• [WHAT TO PRODUCE]: Please extract every line of the entries below word for word, leaving out the pictures.

── ENTRIES

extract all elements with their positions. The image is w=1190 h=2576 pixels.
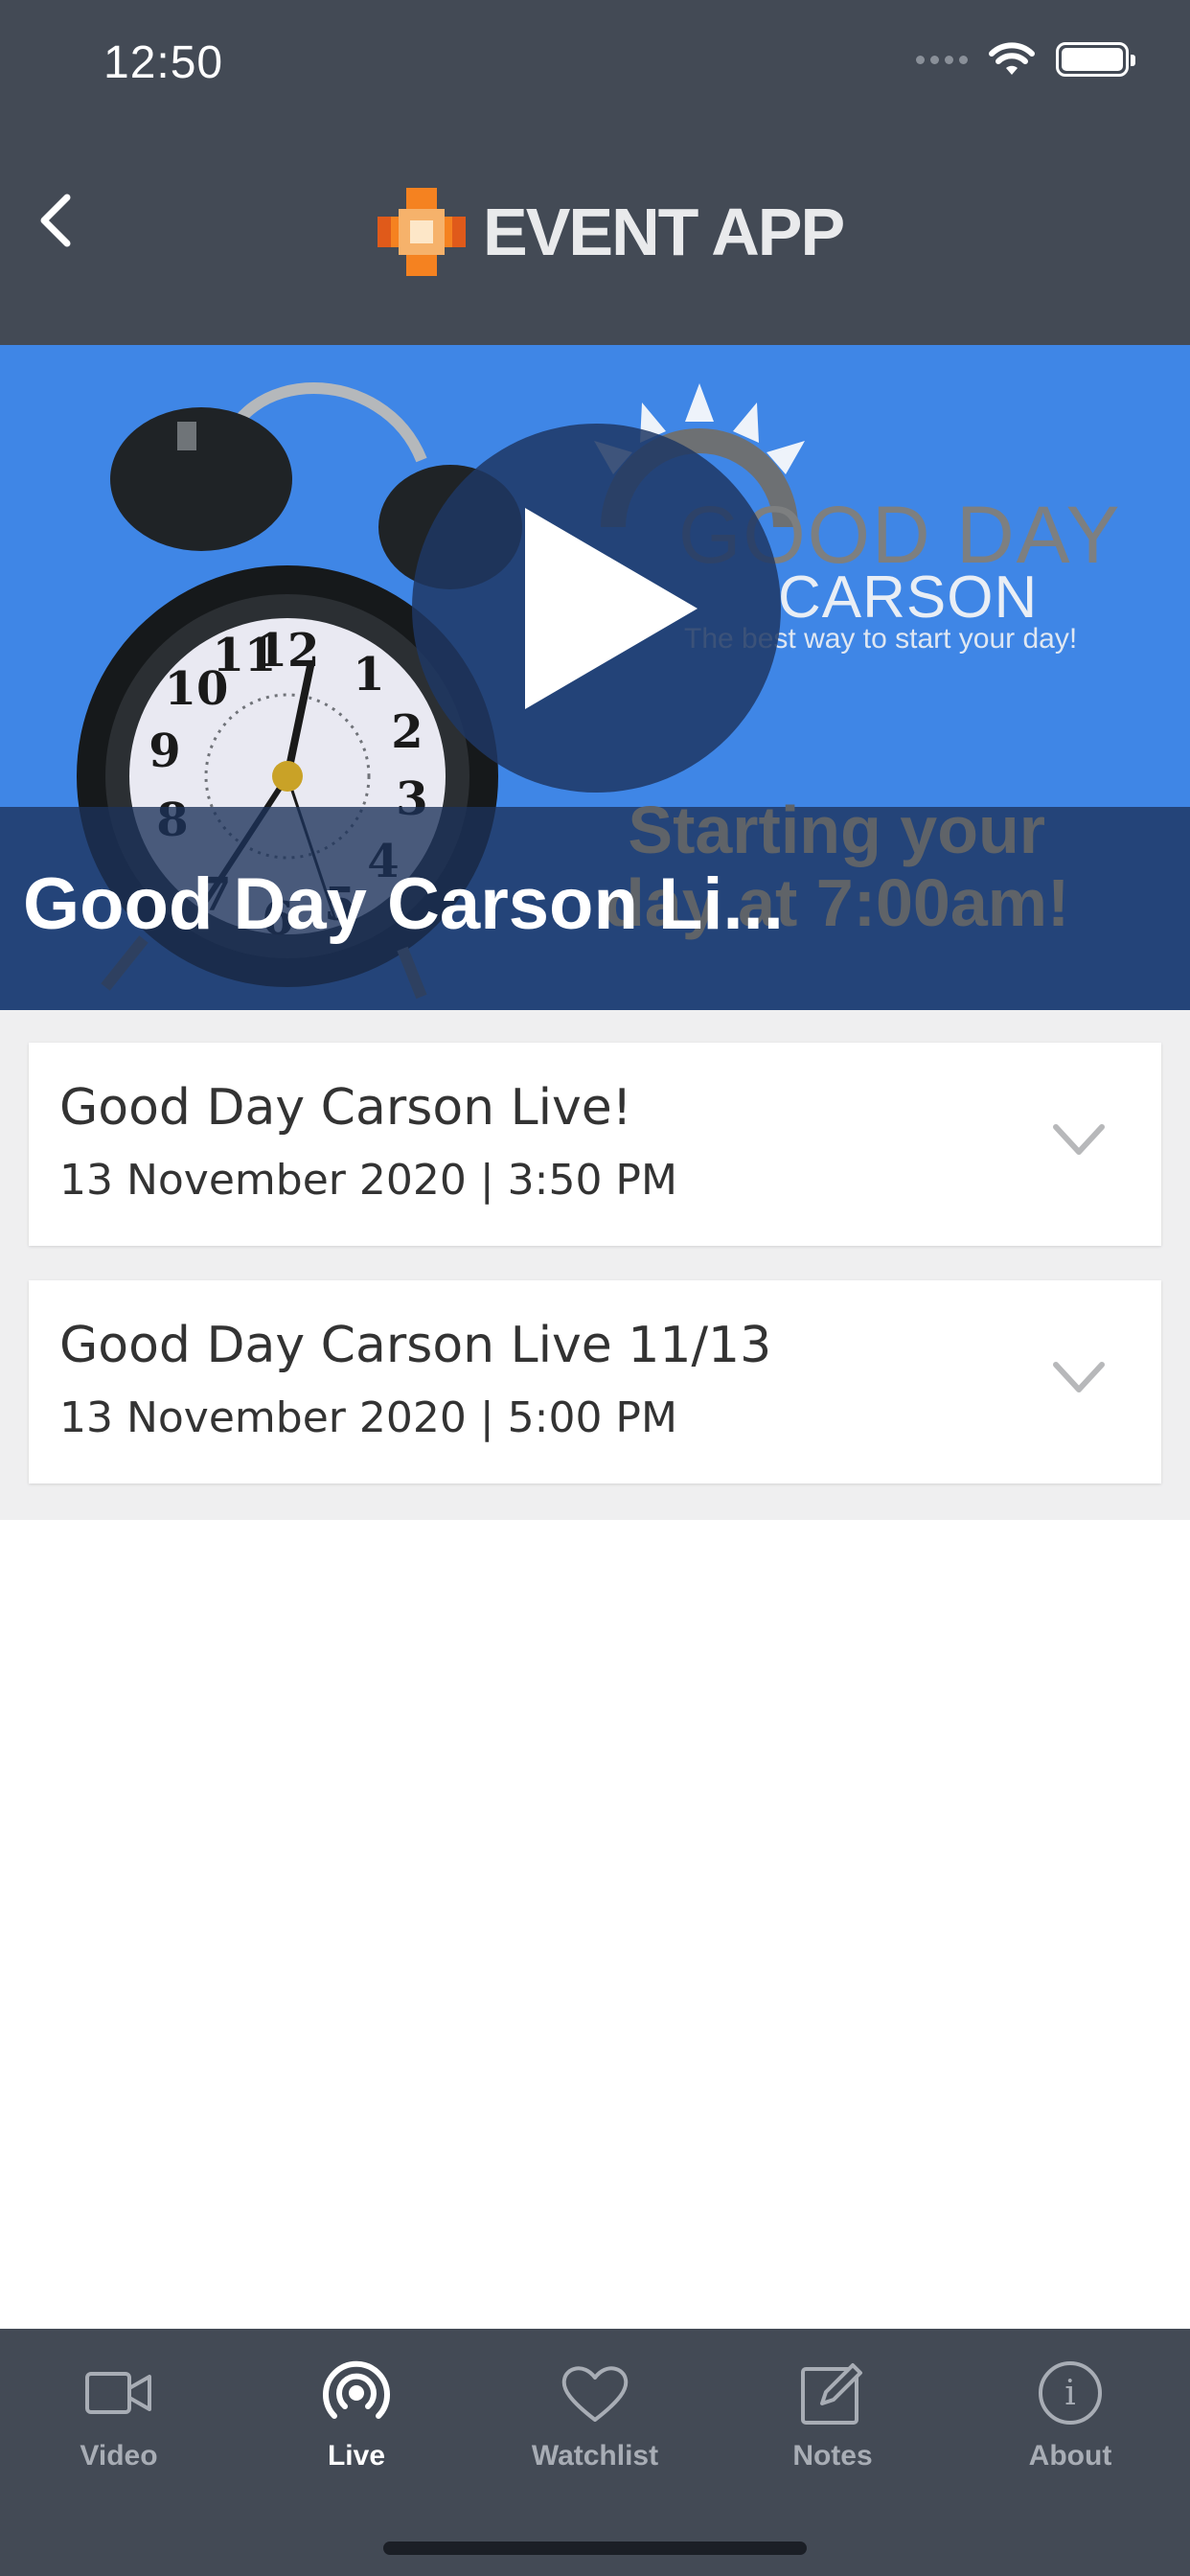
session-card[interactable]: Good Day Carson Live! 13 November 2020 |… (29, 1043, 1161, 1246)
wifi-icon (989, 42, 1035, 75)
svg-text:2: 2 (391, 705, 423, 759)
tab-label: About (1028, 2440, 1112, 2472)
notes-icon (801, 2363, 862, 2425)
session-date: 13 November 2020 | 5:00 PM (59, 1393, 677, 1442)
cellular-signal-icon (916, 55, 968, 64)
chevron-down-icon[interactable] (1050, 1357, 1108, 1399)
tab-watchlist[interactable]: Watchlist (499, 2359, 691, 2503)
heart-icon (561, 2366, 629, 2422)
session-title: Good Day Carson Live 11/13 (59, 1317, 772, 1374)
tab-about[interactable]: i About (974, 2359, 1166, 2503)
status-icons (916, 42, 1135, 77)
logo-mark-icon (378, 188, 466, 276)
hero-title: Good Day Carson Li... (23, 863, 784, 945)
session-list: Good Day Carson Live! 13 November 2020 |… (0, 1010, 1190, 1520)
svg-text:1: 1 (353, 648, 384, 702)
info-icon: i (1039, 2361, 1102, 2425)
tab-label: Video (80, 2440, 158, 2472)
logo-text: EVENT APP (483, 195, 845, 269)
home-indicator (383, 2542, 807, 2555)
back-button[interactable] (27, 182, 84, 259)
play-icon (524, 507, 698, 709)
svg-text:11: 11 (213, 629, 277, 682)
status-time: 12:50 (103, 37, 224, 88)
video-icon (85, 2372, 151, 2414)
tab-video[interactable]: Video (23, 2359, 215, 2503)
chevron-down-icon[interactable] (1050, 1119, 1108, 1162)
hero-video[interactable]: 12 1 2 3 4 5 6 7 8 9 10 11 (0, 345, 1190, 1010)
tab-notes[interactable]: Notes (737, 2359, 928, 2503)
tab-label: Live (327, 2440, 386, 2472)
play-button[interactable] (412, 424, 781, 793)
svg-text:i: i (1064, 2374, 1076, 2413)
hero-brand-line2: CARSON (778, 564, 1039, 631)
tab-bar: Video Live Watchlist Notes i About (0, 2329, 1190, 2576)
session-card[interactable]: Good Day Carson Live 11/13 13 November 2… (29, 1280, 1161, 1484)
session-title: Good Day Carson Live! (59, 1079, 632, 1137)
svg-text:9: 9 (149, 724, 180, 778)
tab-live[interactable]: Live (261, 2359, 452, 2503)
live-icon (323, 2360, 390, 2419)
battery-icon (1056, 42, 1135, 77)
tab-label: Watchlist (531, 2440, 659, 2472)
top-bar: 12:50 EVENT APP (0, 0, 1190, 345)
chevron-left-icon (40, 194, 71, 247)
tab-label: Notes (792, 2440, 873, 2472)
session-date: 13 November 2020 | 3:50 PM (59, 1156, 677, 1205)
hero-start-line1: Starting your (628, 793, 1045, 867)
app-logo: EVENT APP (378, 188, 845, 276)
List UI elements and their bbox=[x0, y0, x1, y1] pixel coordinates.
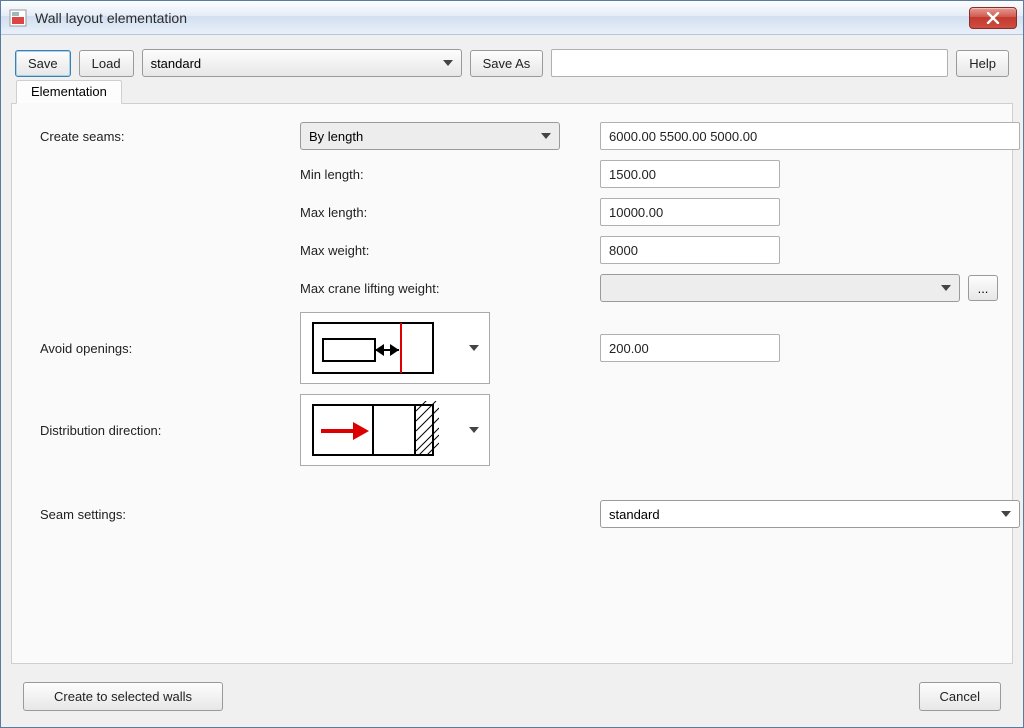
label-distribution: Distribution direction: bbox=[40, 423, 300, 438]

────

• [ANSWER TO THE TASK]:
extract all elements with their positions. The image is w=1190 h=2576 pixels.
session-card[interactable]: Good Day Carson Live! 13 November 2020 |… (29, 1043, 1161, 1246)
wifi-icon (989, 42, 1035, 75)
svg-text:2: 2 (391, 705, 423, 759)
tab-label: About (1028, 2440, 1112, 2472)
notes-icon (801, 2363, 862, 2425)
session-date: 13 November 2020 | 5:00 PM (59, 1393, 677, 1442)
cellular-signal-icon (916, 55, 968, 64)
chevron-down-icon[interactable] (1050, 1357, 1108, 1399)
tab-watchlist[interactable]: Watchlist (499, 2359, 691, 2503)
heart-icon (561, 2366, 629, 2422)
session-title: Good Day Carson Live 11/13 (59, 1317, 772, 1374)
tab-about[interactable]: i About (974, 2359, 1166, 2503)
status-icons (916, 42, 1135, 77)
logo-mark-icon (378, 188, 466, 276)
hero-title: Good Day Carson Li... (23, 863, 784, 945)
session-list: Good Day Carson Live! 13 November 2020 |… (0, 1010, 1190, 1520)
svg-text:1: 1 (353, 648, 384, 702)
info-icon: i (1039, 2361, 1102, 2425)
tab-label: Video (80, 2440, 158, 2472)
logo-text: EVENT APP (483, 195, 845, 269)
home-indicator (383, 2542, 807, 2555)
back-button[interactable] (27, 182, 84, 259)
play-icon (524, 507, 698, 709)
svg-text:11: 11 (213, 629, 277, 682)
status-time: 12:50 (103, 37, 224, 88)
video-icon (85, 2372, 151, 2414)
tab-video[interactable]: Video (23, 2359, 215, 2503)
chevron-down-icon[interactable] (1050, 1119, 1108, 1162)
hero-video[interactable]: 12 1 2 3 4 5 6 7 8 9 10 11 (0, 345, 1190, 1010)
tab-notes[interactable]: Notes (737, 2359, 928, 2503)
tab-label: Live (327, 2440, 386, 2472)
play-button[interactable] (412, 424, 781, 793)
svg-text:i: i (1064, 2374, 1076, 2413)
hero-brand-line2: CARSON (778, 564, 1039, 631)
tab-bar: Video Live Watchlist Notes i About (0, 2329, 1190, 2576)
session-card[interactable]: Good Day Carson Live 11/13 13 November 2… (29, 1280, 1161, 1484)
session-title: Good Day Carson Live! (59, 1079, 632, 1137)
svg-text:9: 9 (149, 724, 180, 778)
tab-live[interactable]: Live (261, 2359, 452, 2503)
live-icon (323, 2360, 390, 2419)
battery-icon (1056, 42, 1135, 77)
tab-label: Watchlist (531, 2440, 659, 2472)
top-bar: 12:50 EVENT APP (0, 0, 1190, 345)
chevron-left-icon (40, 194, 71, 247)
tab-label: Notes (792, 2440, 873, 2472)
session-date: 13 November 2020 | 3:50 PM (59, 1156, 677, 1205)
hero-start-line1: Starting your (628, 793, 1045, 867)
app-logo: EVENT APP (378, 188, 845, 276)
List UI elements and their bbox=[x0, y0, x1, y1] pixel coordinates.
label-distribution: Distribution direction: bbox=[40, 423, 300, 438]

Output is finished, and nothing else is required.